FELTON — The track and cross-country coach at San Lorenzo Valley High has been fired after a parent from a rival team reported he had used an eighth-grader in a relay.

Jay Avenmarg, in his sixth year as coach, was removed last week, just days before the league finals.

He said he didn’t regret his infraction, allowing the runner from San Lorenzo Valley Middle School to compete on the girls’ mile relay team during the high school track meet against Santa Cruz on April 15.

“I told my athletics director I planned on doing it and he said, ‘Don’t do that, there will be serious consequences if you do,'” said Avenmarg. “I only have myself to blame. I knew the consequences of my actions.”

He continued, “And I’d do it again. I don’t regret it.”

He said he made the decision not to gain an athletic advantage, but to provide an opportunity to compete. “I had seven girls who wanted to run,” he said. “Rather than telling three kids they couldn’t run, I told one she could.”

When he made the decision, he said, Santa Cruz High didn’t have an entry in the mile relay. He put together two squads, distributing the varsity standouts to make for a competitive race. Santa Cruz later added a team to the relay race, and it beat both SLV squads by 50 meters.

Avenmarg said if he wanted the win, he could’ve stacked one squad and “blown them away.”

The coach said he felt bad for middle school athletes, who had their season canceled due to the COVID-19 pandemic.

He said he entered an SLV Middle School athlete in another Santa Cruz Coast Athletic League race earlier this season. He declined to name the date and opponent.

“I definitely broke rules at SLV to try to benefit a kid,” he said. “I was trying to do the right thing for the kids.”

++++++

What needs to be done
List every school named in the article about the fired track coach.

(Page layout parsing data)
++++++

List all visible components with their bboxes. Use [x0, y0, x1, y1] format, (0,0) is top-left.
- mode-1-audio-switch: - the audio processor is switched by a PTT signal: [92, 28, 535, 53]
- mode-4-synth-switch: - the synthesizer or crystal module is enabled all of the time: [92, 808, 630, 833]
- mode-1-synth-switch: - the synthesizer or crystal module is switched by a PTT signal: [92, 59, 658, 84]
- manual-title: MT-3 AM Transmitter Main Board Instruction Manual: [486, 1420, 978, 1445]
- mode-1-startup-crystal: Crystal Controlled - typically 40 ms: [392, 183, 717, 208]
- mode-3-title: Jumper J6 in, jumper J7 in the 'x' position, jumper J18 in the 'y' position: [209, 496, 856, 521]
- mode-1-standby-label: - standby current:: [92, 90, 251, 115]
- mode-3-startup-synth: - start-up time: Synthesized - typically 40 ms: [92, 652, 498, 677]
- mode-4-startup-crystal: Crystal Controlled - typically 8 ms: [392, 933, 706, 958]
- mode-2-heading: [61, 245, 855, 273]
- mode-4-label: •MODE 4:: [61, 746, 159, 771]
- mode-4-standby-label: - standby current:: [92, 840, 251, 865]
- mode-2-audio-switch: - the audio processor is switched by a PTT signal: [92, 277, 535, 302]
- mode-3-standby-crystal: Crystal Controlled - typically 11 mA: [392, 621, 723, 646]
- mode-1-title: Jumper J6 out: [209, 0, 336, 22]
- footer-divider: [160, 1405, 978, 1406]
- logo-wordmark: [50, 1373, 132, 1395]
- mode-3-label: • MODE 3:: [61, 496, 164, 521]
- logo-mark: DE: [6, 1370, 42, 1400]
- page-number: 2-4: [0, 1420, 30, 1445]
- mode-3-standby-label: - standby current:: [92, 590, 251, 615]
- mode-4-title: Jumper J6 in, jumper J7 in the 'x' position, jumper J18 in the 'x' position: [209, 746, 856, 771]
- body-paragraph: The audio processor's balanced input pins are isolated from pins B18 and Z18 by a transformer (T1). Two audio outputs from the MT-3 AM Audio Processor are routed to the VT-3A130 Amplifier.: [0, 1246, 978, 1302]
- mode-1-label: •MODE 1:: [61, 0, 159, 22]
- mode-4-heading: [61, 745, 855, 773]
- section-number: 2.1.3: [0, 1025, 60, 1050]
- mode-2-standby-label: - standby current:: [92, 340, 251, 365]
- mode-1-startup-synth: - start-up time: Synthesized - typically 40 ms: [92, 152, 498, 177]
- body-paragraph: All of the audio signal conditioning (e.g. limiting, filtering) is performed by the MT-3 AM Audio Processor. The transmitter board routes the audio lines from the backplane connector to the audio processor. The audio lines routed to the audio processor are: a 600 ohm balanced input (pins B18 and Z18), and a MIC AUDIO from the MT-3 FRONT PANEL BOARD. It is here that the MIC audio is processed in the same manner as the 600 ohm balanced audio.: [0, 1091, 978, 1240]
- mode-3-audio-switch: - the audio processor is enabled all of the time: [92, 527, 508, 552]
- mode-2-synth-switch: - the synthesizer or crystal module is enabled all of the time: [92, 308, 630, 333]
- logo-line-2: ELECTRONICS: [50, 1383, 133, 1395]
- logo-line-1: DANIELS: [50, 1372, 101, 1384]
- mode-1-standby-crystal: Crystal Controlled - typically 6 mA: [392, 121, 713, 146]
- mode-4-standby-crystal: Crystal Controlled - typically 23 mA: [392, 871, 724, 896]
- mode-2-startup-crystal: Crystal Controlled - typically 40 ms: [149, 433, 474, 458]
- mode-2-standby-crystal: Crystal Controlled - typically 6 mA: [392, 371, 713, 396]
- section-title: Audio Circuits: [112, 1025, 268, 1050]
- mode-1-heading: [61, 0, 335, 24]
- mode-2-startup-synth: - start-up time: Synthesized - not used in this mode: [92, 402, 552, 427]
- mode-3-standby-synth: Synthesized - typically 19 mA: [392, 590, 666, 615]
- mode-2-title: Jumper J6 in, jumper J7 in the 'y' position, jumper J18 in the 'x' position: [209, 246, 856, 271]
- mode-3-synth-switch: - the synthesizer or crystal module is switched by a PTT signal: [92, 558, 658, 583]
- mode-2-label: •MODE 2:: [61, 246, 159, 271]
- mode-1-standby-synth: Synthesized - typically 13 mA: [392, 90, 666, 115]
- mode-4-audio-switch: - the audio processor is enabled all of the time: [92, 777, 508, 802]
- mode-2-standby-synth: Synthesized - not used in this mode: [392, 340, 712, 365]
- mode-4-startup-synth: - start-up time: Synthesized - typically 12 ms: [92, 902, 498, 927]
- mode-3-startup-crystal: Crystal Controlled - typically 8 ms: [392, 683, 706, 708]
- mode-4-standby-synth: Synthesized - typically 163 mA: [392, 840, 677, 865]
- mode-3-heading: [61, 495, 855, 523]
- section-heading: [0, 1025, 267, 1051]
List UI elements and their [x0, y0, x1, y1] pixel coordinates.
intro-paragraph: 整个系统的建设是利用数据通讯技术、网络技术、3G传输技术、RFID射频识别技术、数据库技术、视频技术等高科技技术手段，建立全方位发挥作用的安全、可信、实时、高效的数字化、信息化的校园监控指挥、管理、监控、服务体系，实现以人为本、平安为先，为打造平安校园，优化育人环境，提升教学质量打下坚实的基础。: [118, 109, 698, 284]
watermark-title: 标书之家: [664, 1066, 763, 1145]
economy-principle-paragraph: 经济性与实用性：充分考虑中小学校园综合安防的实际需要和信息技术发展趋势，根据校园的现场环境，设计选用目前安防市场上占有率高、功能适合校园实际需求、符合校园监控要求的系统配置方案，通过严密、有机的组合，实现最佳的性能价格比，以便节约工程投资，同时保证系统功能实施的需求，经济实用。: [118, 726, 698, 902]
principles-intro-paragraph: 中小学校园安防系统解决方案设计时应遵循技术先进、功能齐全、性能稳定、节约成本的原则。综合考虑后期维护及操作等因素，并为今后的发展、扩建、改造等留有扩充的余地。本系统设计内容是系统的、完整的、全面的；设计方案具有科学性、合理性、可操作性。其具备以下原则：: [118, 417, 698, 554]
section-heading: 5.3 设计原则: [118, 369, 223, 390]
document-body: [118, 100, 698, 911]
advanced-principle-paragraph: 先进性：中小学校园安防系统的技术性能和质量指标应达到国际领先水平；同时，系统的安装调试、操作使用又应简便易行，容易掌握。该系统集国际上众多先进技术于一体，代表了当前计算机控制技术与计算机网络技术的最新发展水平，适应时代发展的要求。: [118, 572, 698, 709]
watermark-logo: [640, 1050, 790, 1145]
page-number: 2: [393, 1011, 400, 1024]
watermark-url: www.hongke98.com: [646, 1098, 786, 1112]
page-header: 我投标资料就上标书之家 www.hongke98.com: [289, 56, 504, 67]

++++++

Answer to the problem
- San Lorenzo Valley High
- San Lorenzo Valley Middle School
- Santa Cruz High